## REQUIRED WORK
Reproduce the data that follows in its entirety, character for character.

## SOURCE RECORDS
===
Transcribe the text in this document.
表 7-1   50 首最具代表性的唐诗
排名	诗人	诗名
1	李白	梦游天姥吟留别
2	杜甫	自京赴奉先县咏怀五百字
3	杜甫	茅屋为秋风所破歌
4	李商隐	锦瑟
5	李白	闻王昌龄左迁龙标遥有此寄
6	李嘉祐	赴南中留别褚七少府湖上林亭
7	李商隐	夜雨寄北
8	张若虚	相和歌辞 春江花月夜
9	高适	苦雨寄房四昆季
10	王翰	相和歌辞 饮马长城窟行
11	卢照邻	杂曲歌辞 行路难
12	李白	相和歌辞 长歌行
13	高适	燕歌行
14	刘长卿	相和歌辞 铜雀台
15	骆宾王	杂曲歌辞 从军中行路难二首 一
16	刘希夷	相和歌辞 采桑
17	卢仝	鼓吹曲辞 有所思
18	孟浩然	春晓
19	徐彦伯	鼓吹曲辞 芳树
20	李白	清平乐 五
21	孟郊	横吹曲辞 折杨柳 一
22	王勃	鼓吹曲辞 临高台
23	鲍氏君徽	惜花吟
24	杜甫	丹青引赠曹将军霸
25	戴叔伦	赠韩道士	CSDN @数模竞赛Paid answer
===
## ANSWER TO THIS TASK
Transcribe the text in this document.
表 7-1   50 首最具代表性的唐诗
排名	诗人	诗名
1	李白	梦游天姥吟留别
2	杜甫	自京赴奉先县咏怀五百字
3	杜甫	茅屋为秋风所破歌
4	李商隐	锦瑟
5	李白	闻王昌龄左迁龙标遥有此寄
6	李嘉祐	赴南中留别褚七少府湖上林亭
7	李商隐	夜雨寄北
8	张若虚	相和歌辞 春江花月夜
9	高适	苦雨寄房四昆季
10	王翰	相和歌辞 饮马长城窟行
11	卢照邻	杂曲歌辞 行路难
12	李白	相和歌辞 长歌行
13	高适	燕歌行
14	刘长卿	相和歌辞 铜雀台
15	骆宾王	杂曲歌辞 从军中行路难二首 一
16	刘希夷	相和歌辞 采桑
17	卢仝	鼓吹曲辞 有所思
18	孟浩然	春晓
19	徐彦伯	鼓吹曲辞 芳树
20	李白	清平乐 五
21	孟郊	横吹曲辞 折杨柳 一
22	王勃	鼓吹曲辞 临高台
23	鲍氏君徽	惜花吟
24	杜甫	丹青引赠曹将军霸
25	戴叔伦	赠韩道士	CSDN @数模竞赛Paid answer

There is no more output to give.